• [DIRECTIONS]
In your copy, repeat the records exactly and leave out the pictures.

### INPUT ROWS ###

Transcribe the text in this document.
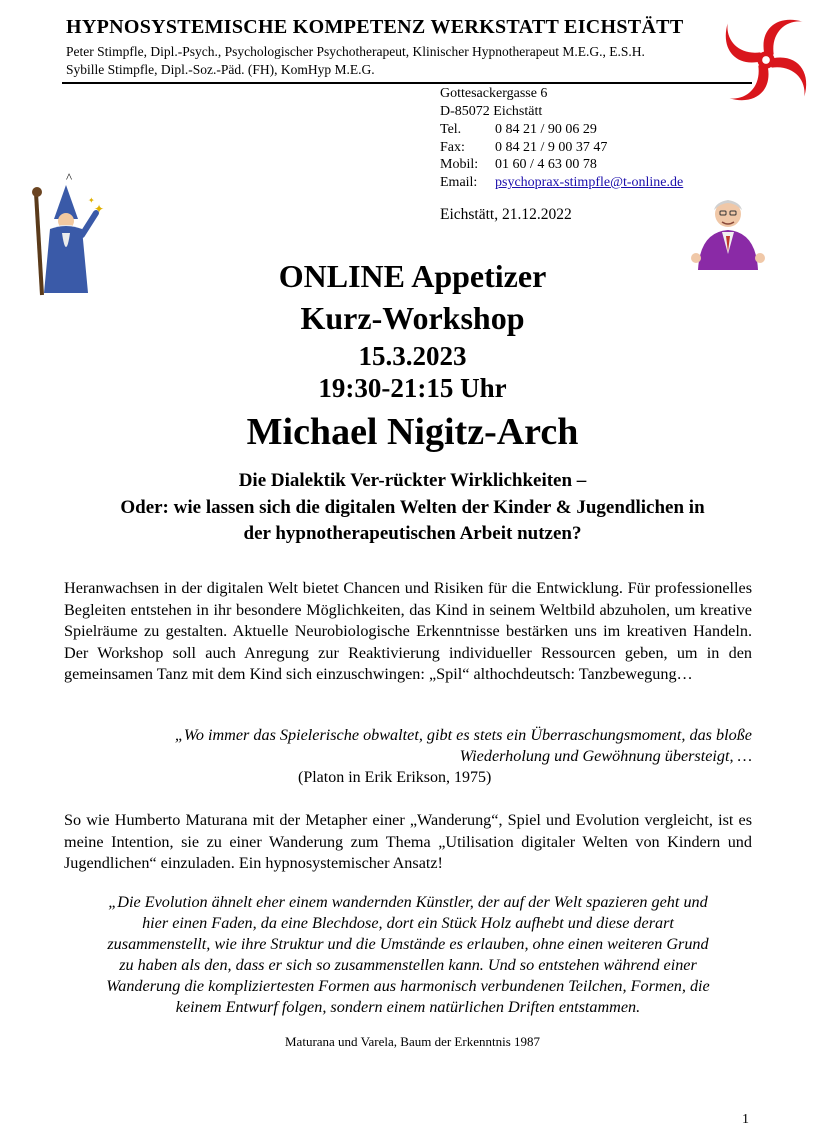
HYPNOSYSTEMISCHE KOMPETENZ WERKSTATT EICHSTÄTT
Peter Stimpfle, Dipl.-Psych., Psychologischer Psychotherapeut, Klinischer Hypnotherapeut M.E.G., E.S.H.
Sybille Stimpfle, Dipl.-Soz.-Päd. (FH), KomHyp M.E.G.
Gottesackergasse 6
D-85072 Eichstätt
Tel. 0 84 21 / 90 06 29
Fax: 0 84 21 / 9 00 37 47
Mobil: 01 60 / 4 63 00 78
Email: psychoprax-stimpfle@t-online.de
^
Eichstätt, 21.12.2022
✦
✦
ONLINE Appetizer
Kurz-Workshop
15.3.2023
19:30-21:15 Uhr
Michael Nigitz-Arch
Die Dialektik Ver-rückter Wirklichkeiten –
Oder: wie lassen sich die digitalen Welten der Kinder & Jugendlichen in
der hypnotherapeutischen Arbeit nutzen?
Heranwachsen in der digitalen Welt bietet Chancen und Risiken für die Entwicklung. Für professionelles Begleiten entstehen in ihr besondere Möglichkeiten, das Kind in seinem Weltbild abzuholen, um kreative Spielräume zu gestalten. Aktuelle Neurobiologische Erkenntnisse bestärken uns im kreativen Handeln. Der Workshop soll auch Anregung zur Reaktivierung individueller Ressourcen geben, um in den gemeinsamen Tanz mit dem Kind sich einzuschwingen: „Spil“ althochdeutsch: Tanzbewegung…
„Wo immer das Spielerische obwaltet, gibt es stets ein Überraschungsmoment, das bloße
Wiederholung und Gewöhnung übersteigt, …
(Platon in Erik Erikson, 1975)
So wie Humberto Maturana mit der Metapher einer „Wanderung“, Spiel und Evolution vergleicht, ist es meine Intention, sie zu einer Wanderung zum Thema „Utilisation digitaler Welten von Kindern und Jugendlichen“ einzuladen. Ein hypnosystemischer Ansatz!
„Die Evolution ähnelt eher einem wandernden Künstler, der auf der Welt spazieren geht und
hier einen Faden, da eine Blechdose, dort ein Stück Holz aufhebt und diese derart
zusammenstellt, wie ihre Struktur und die Umstände es erlauben, ohne einen weiteren Grund
zu haben als den, dass er sich so zusammenstellen kann. Und so entstehen während einer
Wanderung die kompliziertesten Formen aus harmonisch verbundenen Teilchen, Formen, die
keinem Entwurf folgen, sondern einem natürlichen Driften entstammen.
Maturana und Varela, Baum der Erkenntnis 1987
1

###

• [FINISHED ANSWER]
Transcribe the text in this document.
HYPNOSYSTEMISCHE KOMPETENZ WERKSTATT EICHSTÄTT
Peter Stimpfle, Dipl.-Psych., Psychologischer Psychotherapeut, Klinischer Hypnotherapeut M.E.G., E.S.H.
Sybille Stimpfle, Dipl.-Soz.-Päd. (FH), KomHyp M.E.G.
Gottesackergasse 6
D-85072 Eichstätt
Tel. 0 84 21 / 90 06 29
Fax: 0 84 21 / 9 00 37 47
Mobil: 01 60 / 4 63 00 78
Email: psychoprax-stimpfle@t-online.de
^
Eichstätt, 21.12.2022
✦
✦
ONLINE Appetizer
Kurz-Workshop
15.3.2023
19:30-21:15 Uhr
Michael Nigitz-Arch
Die Dialektik Ver-rückter Wirklichkeiten –
Oder: wie lassen sich die digitalen Welten der Kinder & Jugendlichen in
der hypnotherapeutischen Arbeit nutzen?
Heranwachsen in der digitalen Welt bietet Chancen und Risiken für die Entwicklung. Für professionelles Begleiten entstehen in ihr besondere Möglichkeiten, das Kind in seinem Weltbild abzuholen, um kreative Spielräume zu gestalten. Aktuelle Neurobiologische Erkenntnisse bestärken uns im kreativen Handeln. Der Workshop soll auch Anregung zur Reaktivierung individueller Ressourcen geben, um in den gemeinsamen Tanz mit dem Kind sich einzuschwingen: „Spil“ althochdeutsch: Tanzbewegung…
„Wo immer das Spielerische obwaltet, gibt es stets ein Überraschungsmoment, das bloße
Wiederholung und Gewöhnung übersteigt, …
(Platon in Erik Erikson, 1975)
So wie Humberto Maturana mit der Metapher einer „Wanderung“, Spiel und Evolution vergleicht, ist es meine Intention, sie zu einer Wanderung zum Thema „Utilisation digitaler Welten von Kindern und Jugendlichen“ einzuladen. Ein hypnosystemischer Ansatz!
„Die Evolution ähnelt eher einem wandernden Künstler, der auf der Welt spazieren geht und
hier einen Faden, da eine Blechdose, dort ein Stück Holz aufhebt und diese derart
zusammenstellt, wie ihre Struktur und die Umstände es erlauben, ohne einen weiteren Grund
zu haben als den, dass er sich so zusammenstellen kann. Und so entstehen während einer
Wanderung die kompliziertesten Formen aus harmonisch verbundenen Teilchen, Formen, die
keinem Entwurf folgen, sondern einem natürlichen Driften entstammen.
Maturana und Varela, Baum der Erkenntnis 1987
1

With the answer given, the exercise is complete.